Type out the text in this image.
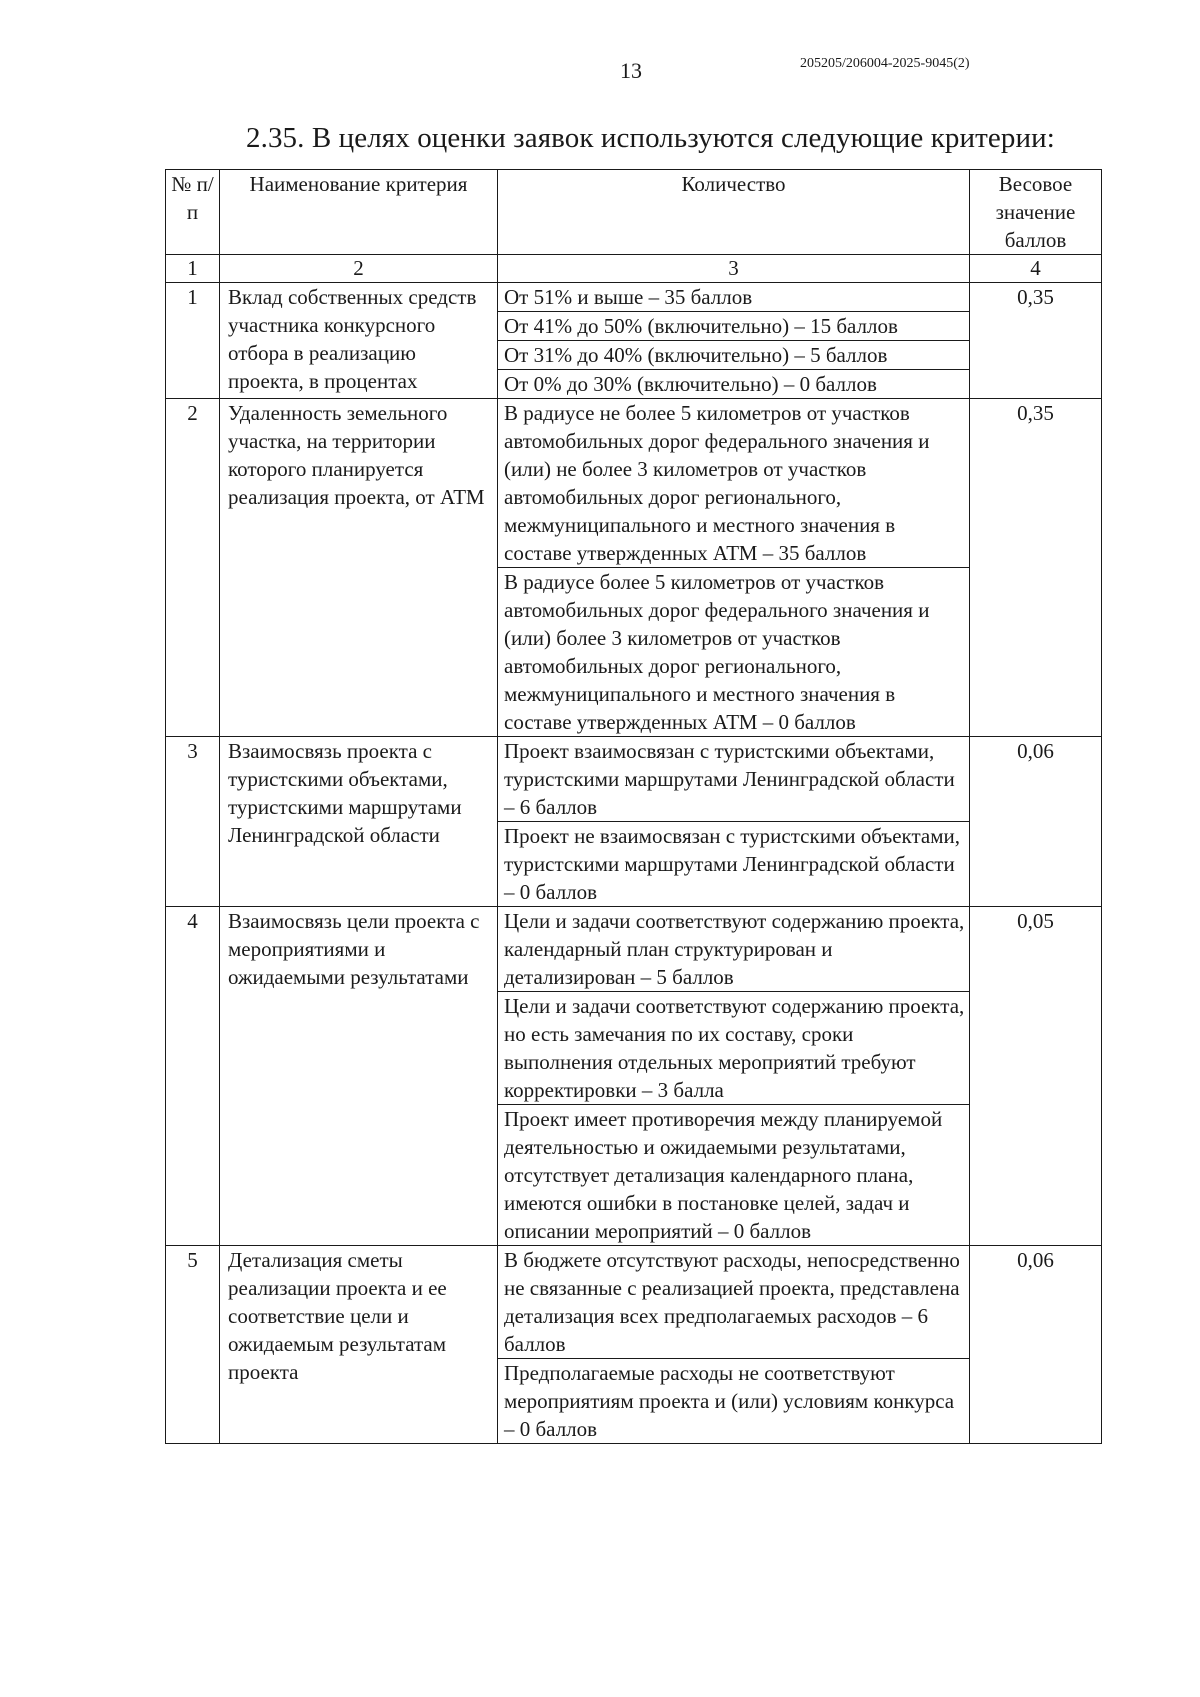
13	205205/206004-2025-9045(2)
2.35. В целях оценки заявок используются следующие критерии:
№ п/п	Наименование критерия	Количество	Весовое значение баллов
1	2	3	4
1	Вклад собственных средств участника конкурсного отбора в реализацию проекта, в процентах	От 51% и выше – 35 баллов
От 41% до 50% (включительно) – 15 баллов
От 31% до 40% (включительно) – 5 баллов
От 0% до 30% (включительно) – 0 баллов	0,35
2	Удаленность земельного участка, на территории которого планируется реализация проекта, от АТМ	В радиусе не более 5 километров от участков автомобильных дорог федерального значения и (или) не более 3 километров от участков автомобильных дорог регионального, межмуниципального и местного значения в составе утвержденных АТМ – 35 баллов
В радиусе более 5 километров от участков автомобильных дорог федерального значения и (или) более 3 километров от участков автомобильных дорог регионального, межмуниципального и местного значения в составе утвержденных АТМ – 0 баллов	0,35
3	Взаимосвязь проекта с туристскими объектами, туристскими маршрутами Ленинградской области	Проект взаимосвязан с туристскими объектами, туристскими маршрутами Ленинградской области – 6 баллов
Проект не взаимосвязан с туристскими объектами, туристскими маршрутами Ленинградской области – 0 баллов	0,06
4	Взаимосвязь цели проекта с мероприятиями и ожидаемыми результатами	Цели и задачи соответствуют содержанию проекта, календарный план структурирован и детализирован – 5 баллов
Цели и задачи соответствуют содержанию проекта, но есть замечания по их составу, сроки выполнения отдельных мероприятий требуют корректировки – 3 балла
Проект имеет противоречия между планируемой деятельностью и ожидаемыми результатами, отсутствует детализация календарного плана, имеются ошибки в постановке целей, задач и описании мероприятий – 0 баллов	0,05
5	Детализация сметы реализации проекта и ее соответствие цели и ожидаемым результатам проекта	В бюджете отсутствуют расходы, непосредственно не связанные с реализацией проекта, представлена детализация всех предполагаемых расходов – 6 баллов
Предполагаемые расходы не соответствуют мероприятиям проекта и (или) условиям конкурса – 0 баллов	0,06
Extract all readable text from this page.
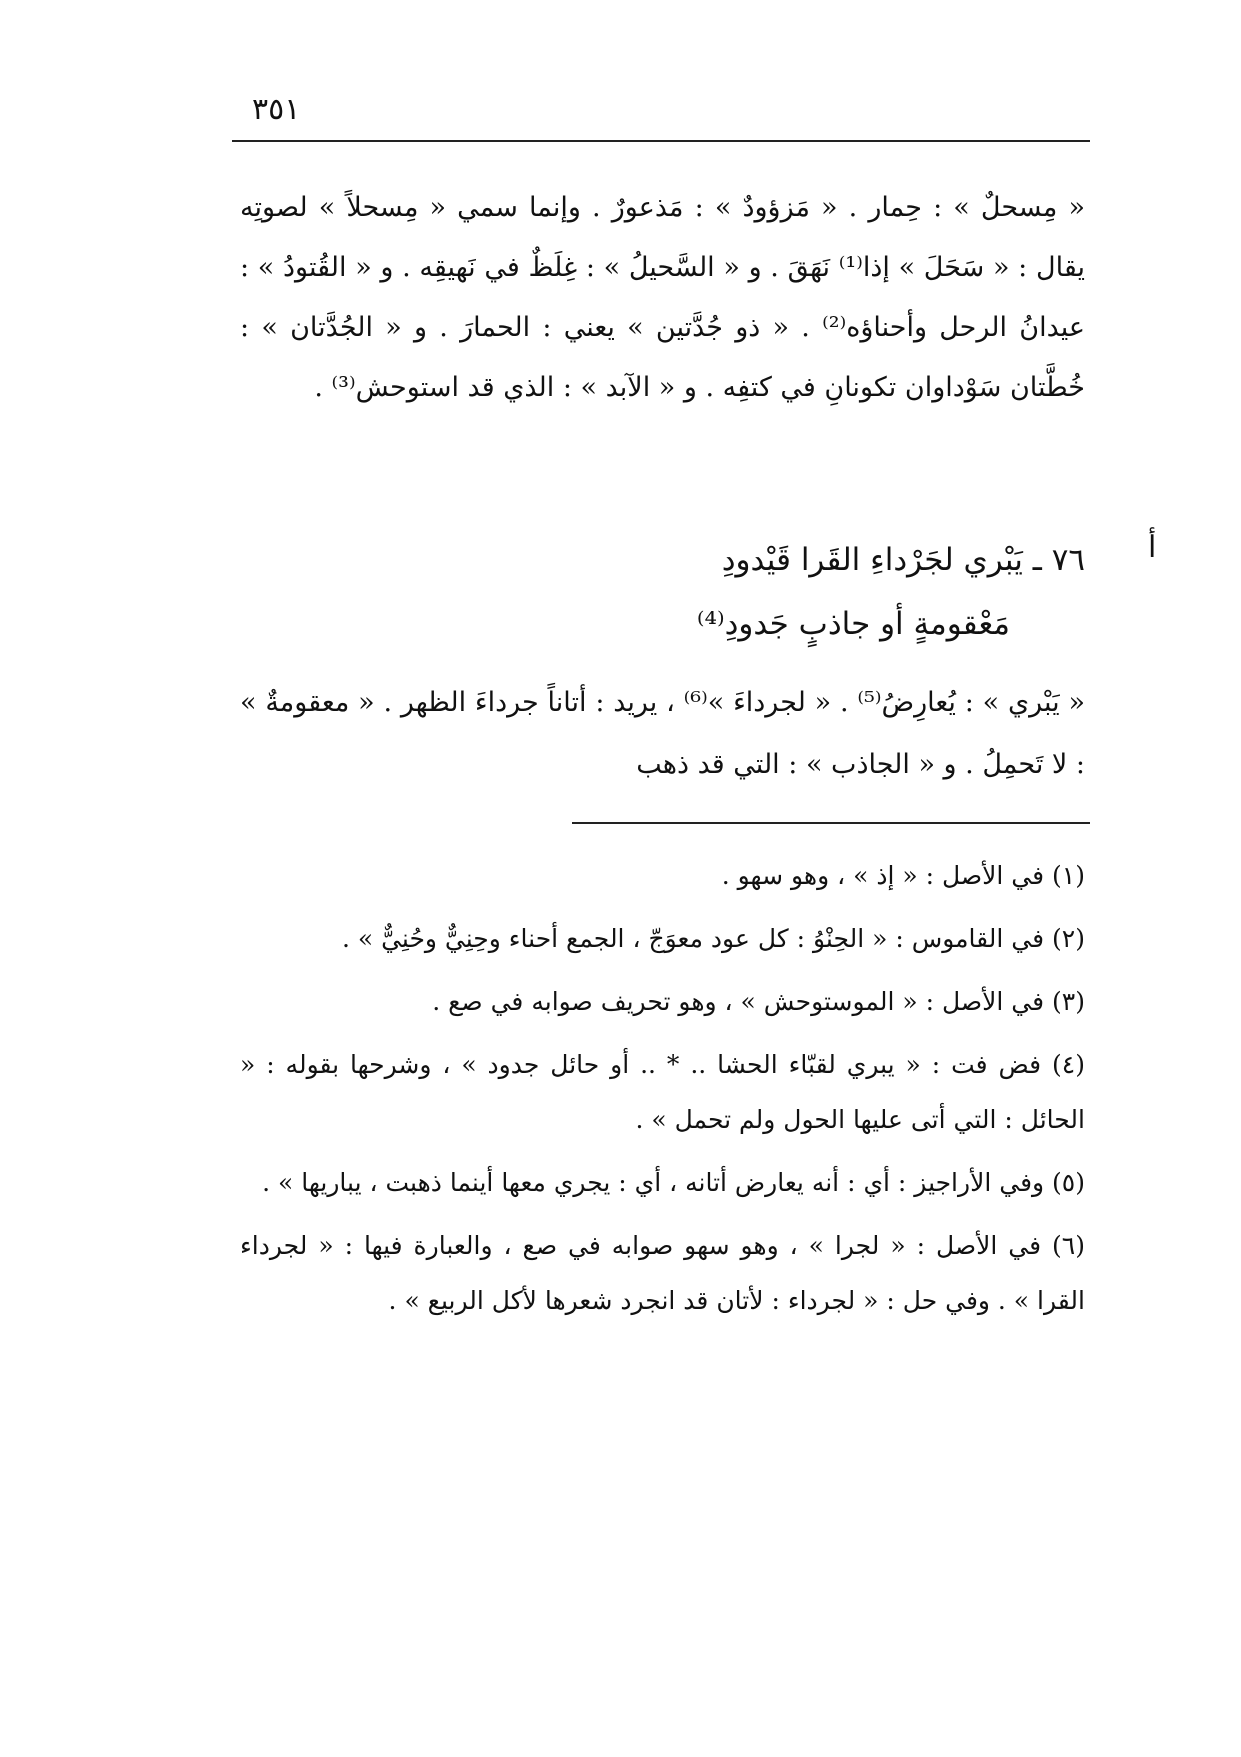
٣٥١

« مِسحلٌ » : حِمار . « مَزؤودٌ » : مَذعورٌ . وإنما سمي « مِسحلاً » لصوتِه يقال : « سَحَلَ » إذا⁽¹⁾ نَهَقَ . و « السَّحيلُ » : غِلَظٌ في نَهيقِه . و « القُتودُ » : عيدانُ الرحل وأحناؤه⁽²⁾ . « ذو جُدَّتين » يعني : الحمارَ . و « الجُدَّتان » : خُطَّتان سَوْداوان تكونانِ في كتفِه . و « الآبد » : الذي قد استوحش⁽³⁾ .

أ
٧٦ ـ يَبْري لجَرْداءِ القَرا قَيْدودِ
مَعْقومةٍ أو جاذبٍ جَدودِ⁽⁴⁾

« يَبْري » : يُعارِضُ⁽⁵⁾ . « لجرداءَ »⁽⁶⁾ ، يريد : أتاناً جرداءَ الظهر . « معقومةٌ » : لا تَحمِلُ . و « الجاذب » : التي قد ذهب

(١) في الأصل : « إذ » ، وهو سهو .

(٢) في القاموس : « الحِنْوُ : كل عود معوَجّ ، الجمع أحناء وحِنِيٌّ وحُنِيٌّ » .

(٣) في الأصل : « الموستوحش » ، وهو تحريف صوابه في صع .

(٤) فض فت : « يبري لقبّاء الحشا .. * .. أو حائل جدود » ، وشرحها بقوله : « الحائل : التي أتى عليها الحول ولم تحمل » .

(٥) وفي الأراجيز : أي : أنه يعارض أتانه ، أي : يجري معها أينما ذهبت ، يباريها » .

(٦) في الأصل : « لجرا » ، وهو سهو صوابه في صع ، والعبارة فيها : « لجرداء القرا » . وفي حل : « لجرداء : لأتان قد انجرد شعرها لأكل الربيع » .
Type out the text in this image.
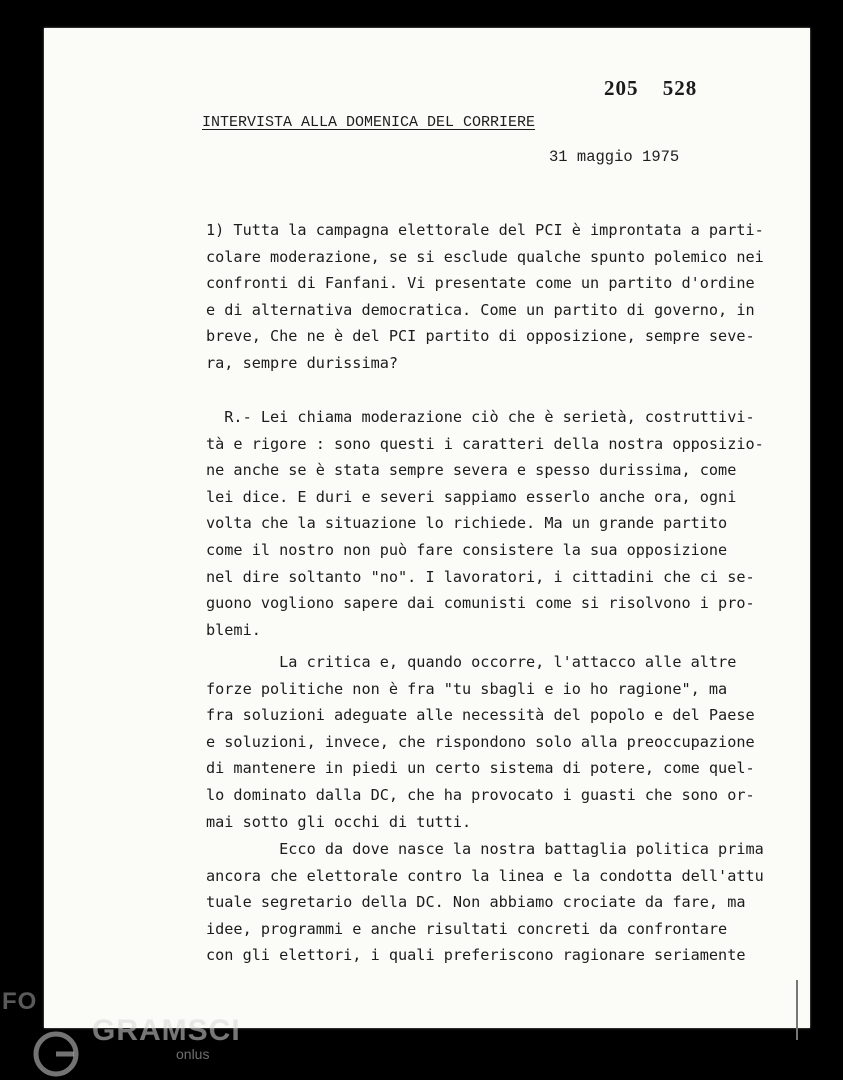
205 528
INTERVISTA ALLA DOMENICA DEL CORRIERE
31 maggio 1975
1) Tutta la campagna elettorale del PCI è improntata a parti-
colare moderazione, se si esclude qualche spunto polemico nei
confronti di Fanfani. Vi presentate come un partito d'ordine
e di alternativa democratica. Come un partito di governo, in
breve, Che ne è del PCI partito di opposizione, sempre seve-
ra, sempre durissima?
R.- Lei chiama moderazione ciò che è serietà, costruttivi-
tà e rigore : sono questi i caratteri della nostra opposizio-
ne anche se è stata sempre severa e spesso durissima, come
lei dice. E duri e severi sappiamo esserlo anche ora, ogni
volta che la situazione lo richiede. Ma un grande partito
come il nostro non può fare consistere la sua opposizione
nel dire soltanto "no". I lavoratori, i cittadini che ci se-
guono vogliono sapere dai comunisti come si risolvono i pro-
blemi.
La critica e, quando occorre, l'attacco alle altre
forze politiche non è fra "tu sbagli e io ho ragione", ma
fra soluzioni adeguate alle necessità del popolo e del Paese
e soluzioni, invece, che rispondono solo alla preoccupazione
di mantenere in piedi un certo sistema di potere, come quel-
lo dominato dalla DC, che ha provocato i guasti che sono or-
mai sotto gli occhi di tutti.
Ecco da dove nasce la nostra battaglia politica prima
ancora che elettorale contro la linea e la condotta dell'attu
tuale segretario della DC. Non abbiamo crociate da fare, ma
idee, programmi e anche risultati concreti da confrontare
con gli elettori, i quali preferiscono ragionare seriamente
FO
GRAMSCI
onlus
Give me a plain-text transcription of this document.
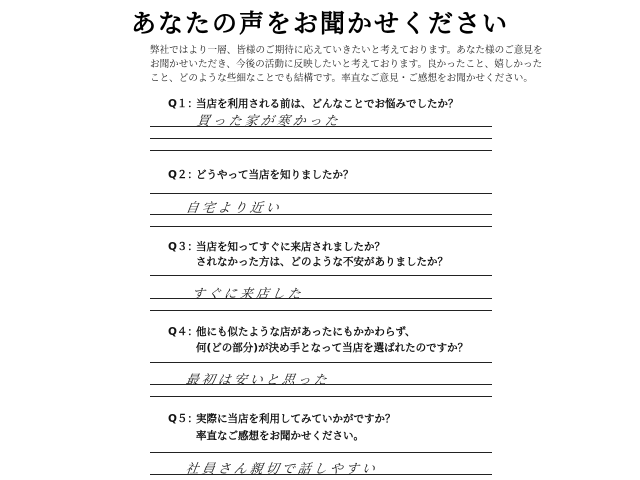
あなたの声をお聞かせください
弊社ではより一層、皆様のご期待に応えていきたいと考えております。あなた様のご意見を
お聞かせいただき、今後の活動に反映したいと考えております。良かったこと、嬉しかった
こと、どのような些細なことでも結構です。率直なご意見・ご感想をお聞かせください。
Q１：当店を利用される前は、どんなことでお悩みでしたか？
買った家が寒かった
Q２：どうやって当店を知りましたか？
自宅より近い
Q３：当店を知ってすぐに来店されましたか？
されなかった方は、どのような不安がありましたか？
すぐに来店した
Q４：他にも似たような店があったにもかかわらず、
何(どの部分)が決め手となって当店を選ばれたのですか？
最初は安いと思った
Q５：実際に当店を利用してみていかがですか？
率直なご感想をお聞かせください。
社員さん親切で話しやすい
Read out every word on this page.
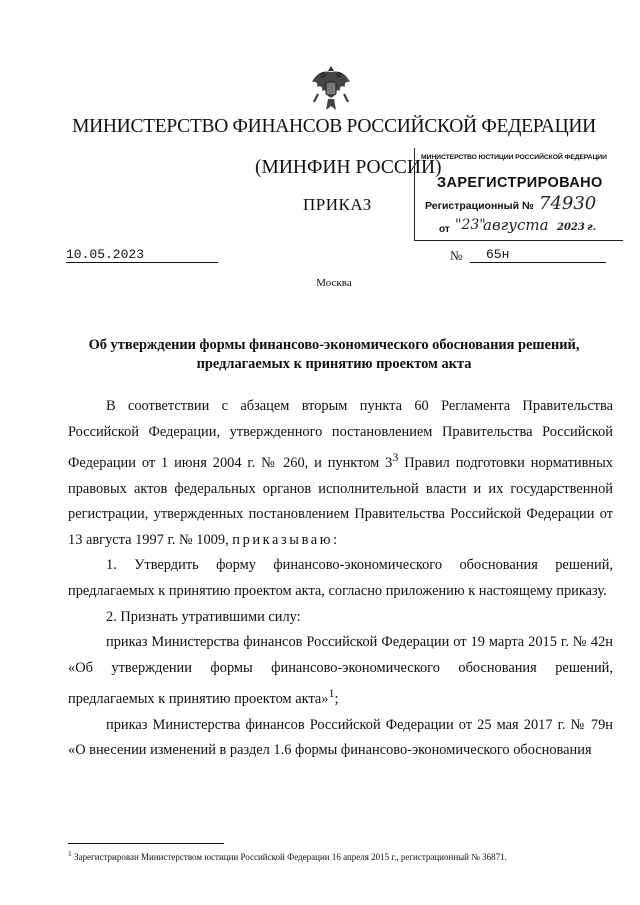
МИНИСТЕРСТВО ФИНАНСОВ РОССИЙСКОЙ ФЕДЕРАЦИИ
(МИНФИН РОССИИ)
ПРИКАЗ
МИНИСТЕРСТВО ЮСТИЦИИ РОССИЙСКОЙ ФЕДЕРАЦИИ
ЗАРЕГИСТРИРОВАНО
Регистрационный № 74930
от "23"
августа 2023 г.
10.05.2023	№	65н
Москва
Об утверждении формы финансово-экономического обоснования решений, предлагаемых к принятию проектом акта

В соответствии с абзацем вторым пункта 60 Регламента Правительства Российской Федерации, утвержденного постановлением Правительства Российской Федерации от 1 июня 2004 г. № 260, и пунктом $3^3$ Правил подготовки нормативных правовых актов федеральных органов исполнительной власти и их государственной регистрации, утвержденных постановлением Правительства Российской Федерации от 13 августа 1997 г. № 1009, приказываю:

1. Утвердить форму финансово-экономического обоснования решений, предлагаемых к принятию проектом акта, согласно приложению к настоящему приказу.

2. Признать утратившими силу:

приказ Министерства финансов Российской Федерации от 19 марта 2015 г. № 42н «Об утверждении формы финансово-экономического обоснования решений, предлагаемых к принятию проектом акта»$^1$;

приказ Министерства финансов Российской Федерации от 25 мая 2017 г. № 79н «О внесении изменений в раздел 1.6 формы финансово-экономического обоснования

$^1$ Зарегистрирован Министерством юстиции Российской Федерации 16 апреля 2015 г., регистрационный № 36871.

==========

■ WHAT YOU NEED TO DO
Read the entries and select each line where the word "содержанию" is found.

■ WRITTEN SOLUTION
4	Взаимосвязь цели проекта с мероприятиями и ожидаемыми результатами	Цели и задачи соответствуют содержанию проекта, календарный план структурирован и детализирован – 5 баллов
Цели и задачи соответствуют содержанию проекта, но есть замечания по их составу, сроки выполнения отдельных мероприятий требуют корректировки – 3 балла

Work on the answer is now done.